TASK STATEMENT >> Copy each line below in which the string "Report" occurs.

--- start DATA FOR THIS EXERCISE ---

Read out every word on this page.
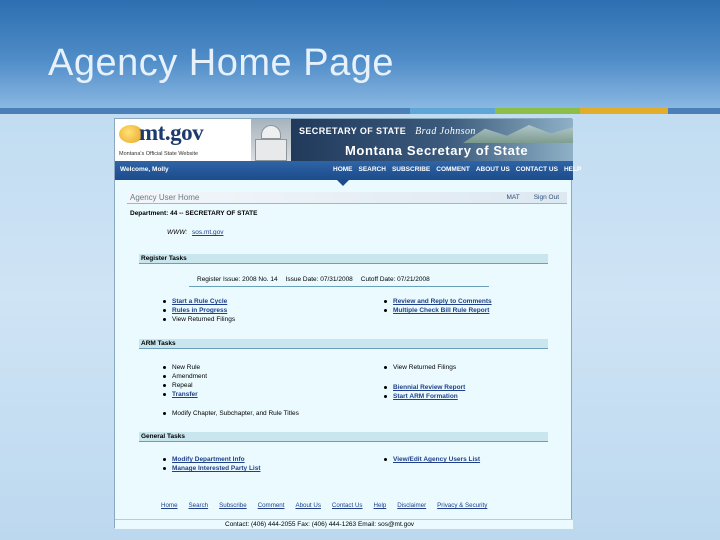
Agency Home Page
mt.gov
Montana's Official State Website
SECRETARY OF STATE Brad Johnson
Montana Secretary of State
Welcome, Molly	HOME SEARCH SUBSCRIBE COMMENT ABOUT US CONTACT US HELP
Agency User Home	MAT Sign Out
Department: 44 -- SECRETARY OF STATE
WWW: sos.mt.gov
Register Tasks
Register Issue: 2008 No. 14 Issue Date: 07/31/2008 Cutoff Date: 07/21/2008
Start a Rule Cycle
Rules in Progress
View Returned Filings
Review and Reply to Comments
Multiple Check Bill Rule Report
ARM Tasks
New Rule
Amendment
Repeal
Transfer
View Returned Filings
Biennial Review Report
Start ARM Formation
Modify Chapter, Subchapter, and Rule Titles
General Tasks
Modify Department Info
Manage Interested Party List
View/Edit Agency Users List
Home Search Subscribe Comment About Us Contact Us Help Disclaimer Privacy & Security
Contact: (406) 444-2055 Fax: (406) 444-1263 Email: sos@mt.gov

--- end DATA FOR THIS EXERCISE ---
--- start DATA FOR THIS EXERCISE ---

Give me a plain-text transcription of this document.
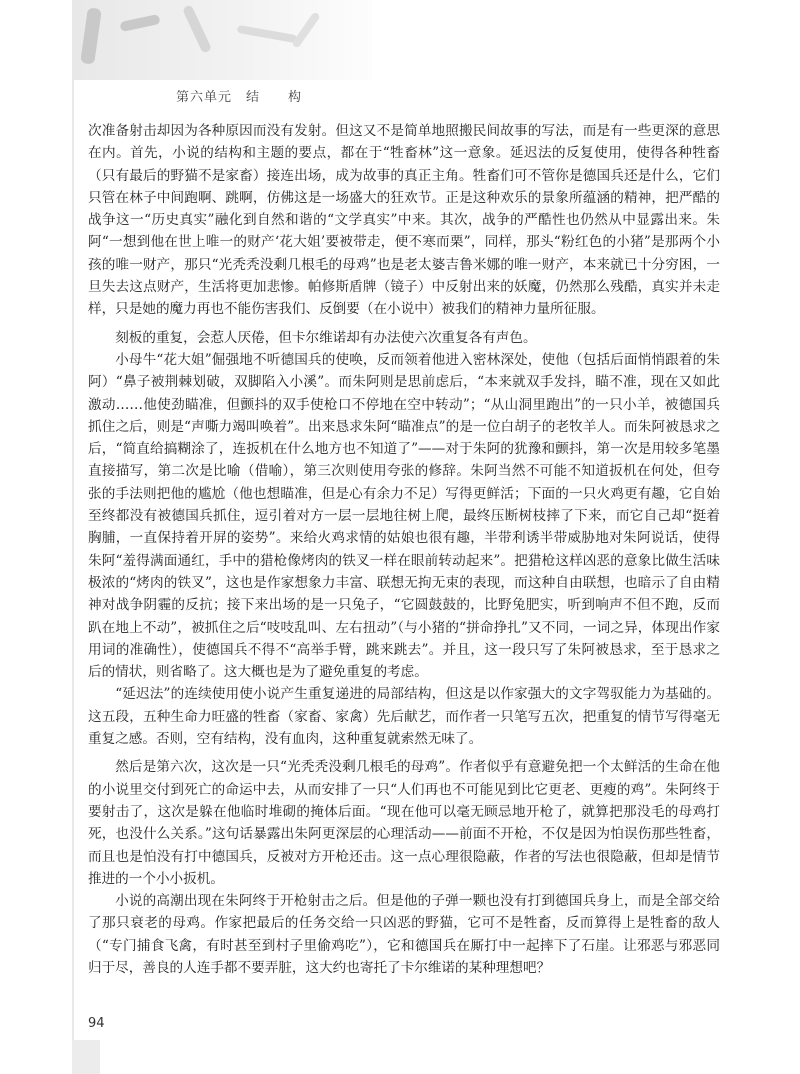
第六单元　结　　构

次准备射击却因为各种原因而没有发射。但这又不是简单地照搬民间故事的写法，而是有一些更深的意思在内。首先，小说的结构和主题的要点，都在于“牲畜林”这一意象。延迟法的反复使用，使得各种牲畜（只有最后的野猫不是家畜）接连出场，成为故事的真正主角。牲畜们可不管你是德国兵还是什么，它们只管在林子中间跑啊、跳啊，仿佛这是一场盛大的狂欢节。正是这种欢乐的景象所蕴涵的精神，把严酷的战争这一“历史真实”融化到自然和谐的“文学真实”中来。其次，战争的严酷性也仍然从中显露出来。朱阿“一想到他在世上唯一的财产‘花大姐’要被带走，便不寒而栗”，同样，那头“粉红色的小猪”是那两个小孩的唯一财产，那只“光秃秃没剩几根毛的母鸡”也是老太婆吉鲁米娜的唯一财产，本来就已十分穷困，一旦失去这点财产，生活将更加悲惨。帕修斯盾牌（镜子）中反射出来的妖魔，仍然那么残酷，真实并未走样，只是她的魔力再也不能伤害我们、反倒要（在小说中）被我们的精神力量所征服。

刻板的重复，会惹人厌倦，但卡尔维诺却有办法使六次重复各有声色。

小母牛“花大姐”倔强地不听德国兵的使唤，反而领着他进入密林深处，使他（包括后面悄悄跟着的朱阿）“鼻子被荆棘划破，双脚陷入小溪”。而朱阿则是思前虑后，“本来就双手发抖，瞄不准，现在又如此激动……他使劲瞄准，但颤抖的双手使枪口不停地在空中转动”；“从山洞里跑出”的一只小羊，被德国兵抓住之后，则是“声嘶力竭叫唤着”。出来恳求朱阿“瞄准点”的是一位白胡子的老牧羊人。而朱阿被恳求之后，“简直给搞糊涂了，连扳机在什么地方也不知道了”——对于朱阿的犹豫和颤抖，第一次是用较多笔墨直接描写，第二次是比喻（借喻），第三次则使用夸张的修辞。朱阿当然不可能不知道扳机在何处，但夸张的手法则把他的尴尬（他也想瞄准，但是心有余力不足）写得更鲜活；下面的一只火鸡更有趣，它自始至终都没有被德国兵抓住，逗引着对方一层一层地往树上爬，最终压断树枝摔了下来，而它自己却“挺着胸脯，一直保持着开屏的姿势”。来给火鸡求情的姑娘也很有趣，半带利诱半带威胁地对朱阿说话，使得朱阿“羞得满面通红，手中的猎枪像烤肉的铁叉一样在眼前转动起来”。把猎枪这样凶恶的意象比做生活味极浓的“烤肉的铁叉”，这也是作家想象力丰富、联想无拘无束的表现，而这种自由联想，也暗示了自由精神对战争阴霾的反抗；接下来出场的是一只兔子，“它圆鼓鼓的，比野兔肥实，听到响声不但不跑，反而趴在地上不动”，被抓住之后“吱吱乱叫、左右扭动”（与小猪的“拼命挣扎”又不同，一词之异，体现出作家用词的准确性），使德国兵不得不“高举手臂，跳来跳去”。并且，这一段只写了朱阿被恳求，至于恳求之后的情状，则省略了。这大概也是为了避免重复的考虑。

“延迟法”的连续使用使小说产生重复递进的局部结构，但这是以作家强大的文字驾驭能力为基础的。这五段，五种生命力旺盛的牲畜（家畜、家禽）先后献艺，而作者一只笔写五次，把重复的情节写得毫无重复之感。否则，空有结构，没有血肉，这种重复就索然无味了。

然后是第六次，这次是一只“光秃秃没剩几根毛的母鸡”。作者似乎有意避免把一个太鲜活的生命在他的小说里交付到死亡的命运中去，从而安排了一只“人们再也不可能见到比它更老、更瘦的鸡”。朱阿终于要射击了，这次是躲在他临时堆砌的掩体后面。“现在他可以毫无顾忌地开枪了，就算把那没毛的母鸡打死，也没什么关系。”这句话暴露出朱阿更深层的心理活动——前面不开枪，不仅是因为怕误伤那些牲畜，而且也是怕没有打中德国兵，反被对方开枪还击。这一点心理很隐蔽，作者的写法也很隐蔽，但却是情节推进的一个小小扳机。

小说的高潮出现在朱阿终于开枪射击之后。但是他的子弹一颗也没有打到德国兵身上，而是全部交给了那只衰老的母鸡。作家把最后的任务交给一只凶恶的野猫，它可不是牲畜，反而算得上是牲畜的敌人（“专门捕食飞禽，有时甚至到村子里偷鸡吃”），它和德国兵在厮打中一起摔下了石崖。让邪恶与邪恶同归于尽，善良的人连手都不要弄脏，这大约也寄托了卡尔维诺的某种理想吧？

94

--- end DATA FOR THIS EXERCISE ---

THE RESULT >>
Multiple Check Bill Rule Report
Biennial Review Report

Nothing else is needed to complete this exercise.